* **What is asked**: For every line in the records that has the word "Japan", make a copy.

* **Supplied data**:
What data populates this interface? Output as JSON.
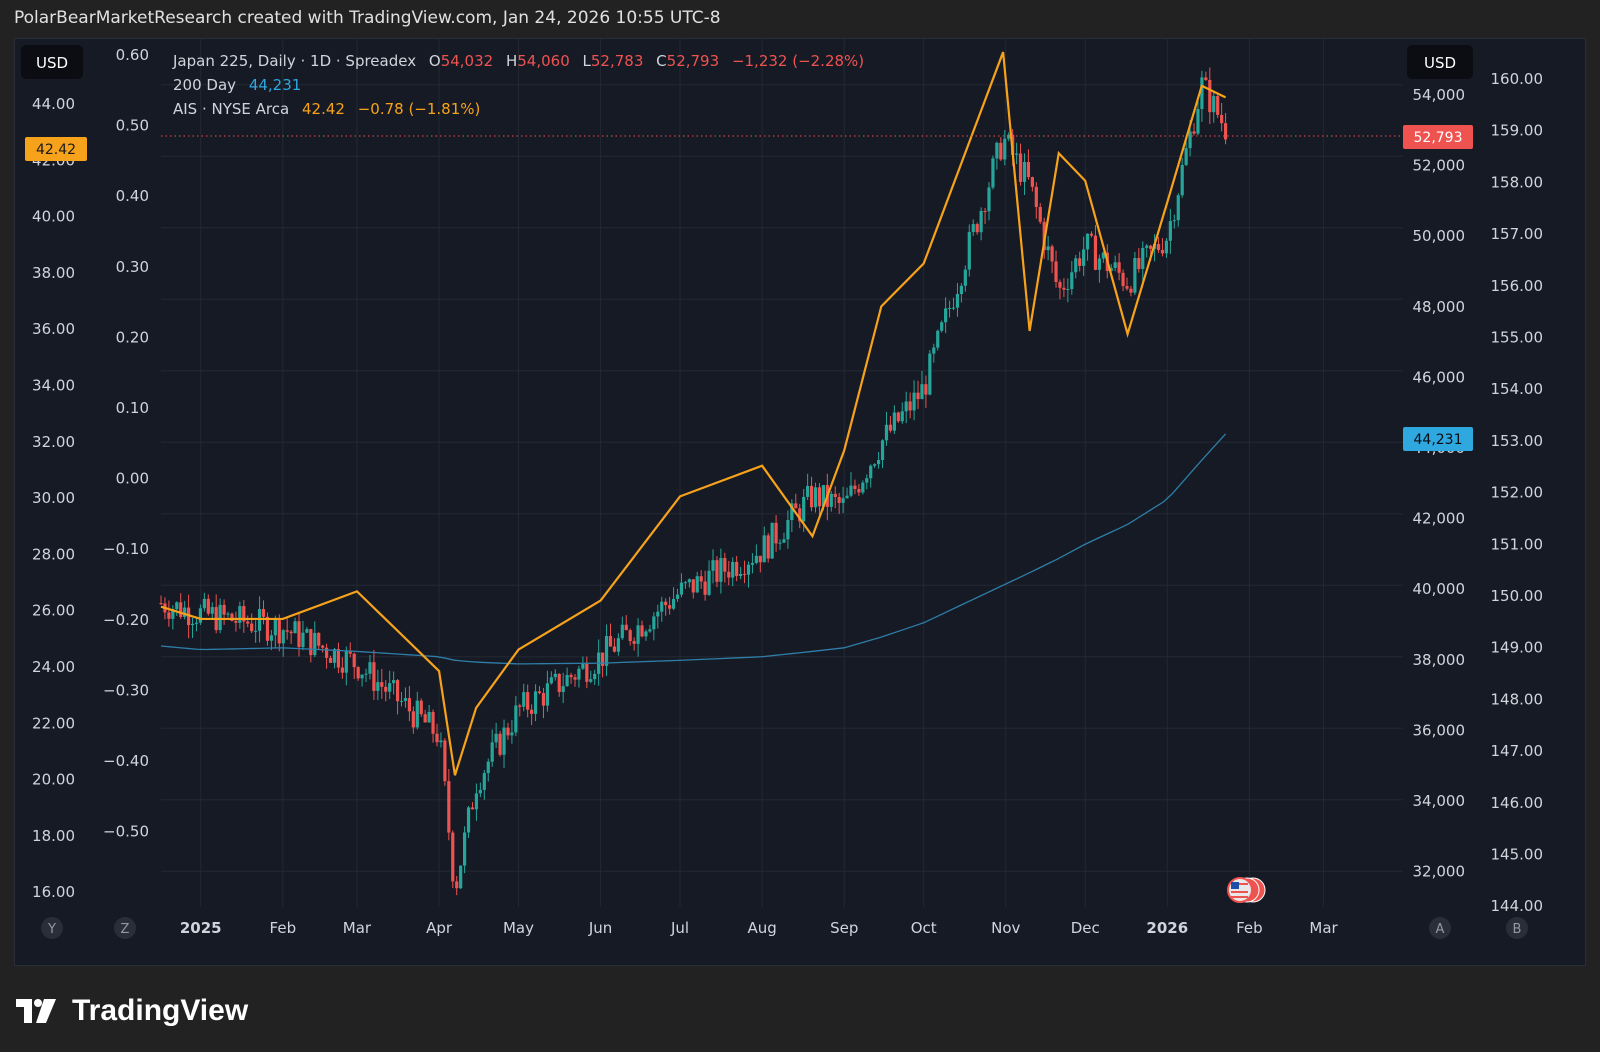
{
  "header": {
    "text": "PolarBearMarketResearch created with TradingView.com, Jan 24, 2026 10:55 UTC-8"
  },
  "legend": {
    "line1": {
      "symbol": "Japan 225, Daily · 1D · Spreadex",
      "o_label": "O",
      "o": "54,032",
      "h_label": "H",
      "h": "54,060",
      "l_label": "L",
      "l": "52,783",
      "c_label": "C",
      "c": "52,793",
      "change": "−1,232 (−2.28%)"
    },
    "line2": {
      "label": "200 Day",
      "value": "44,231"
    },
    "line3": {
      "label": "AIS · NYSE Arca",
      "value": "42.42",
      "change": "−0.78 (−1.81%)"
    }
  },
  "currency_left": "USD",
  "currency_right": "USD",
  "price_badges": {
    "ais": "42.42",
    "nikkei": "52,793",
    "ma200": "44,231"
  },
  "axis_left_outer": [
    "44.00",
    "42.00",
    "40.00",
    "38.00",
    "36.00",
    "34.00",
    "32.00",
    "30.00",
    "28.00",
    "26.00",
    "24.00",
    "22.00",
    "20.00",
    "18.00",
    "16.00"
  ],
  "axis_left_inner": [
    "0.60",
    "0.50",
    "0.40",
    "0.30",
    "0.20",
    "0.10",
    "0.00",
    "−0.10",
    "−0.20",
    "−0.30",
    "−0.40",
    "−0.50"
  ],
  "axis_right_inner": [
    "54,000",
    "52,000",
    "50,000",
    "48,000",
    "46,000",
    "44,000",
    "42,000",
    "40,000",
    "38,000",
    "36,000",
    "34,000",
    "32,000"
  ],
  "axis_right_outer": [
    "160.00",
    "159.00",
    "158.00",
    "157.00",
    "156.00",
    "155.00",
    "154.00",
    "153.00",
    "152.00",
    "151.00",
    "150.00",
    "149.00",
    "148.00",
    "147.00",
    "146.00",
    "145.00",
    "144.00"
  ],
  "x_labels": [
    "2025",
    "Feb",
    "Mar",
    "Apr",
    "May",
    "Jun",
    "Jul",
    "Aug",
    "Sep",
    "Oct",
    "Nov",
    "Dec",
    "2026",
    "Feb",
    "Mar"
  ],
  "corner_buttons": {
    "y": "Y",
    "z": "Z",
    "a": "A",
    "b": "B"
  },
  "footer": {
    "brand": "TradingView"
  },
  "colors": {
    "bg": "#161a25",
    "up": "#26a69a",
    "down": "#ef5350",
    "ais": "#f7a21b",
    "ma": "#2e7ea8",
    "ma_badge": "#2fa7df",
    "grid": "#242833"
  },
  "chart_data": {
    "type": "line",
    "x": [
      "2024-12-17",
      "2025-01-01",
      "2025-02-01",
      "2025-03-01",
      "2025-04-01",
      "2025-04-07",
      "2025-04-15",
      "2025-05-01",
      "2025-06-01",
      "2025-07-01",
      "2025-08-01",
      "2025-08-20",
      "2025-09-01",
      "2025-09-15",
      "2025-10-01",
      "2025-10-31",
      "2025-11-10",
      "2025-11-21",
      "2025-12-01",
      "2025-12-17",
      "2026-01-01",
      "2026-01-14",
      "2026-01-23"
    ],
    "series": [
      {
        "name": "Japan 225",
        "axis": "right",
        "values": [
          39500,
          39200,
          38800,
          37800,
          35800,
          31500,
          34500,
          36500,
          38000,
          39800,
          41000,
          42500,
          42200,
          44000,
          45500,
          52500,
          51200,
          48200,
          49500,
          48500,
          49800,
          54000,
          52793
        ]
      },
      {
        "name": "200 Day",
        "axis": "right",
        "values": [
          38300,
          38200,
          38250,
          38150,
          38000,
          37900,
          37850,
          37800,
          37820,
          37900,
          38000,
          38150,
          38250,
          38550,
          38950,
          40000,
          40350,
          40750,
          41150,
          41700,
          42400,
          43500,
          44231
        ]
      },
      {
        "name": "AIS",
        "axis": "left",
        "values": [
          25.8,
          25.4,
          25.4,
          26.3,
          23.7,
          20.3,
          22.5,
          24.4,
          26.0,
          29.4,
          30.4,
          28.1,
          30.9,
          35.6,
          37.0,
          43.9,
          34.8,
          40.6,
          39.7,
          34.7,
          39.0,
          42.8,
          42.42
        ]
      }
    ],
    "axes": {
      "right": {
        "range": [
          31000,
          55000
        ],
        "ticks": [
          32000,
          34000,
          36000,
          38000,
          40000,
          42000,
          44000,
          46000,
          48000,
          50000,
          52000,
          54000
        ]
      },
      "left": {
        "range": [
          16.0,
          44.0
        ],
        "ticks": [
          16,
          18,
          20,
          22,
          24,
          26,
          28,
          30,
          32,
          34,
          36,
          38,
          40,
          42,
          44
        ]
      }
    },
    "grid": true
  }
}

* **The solution**:
      "symbol": "Japan 225, Daily · 1D · Spreadex",
        "name": "Japan 225",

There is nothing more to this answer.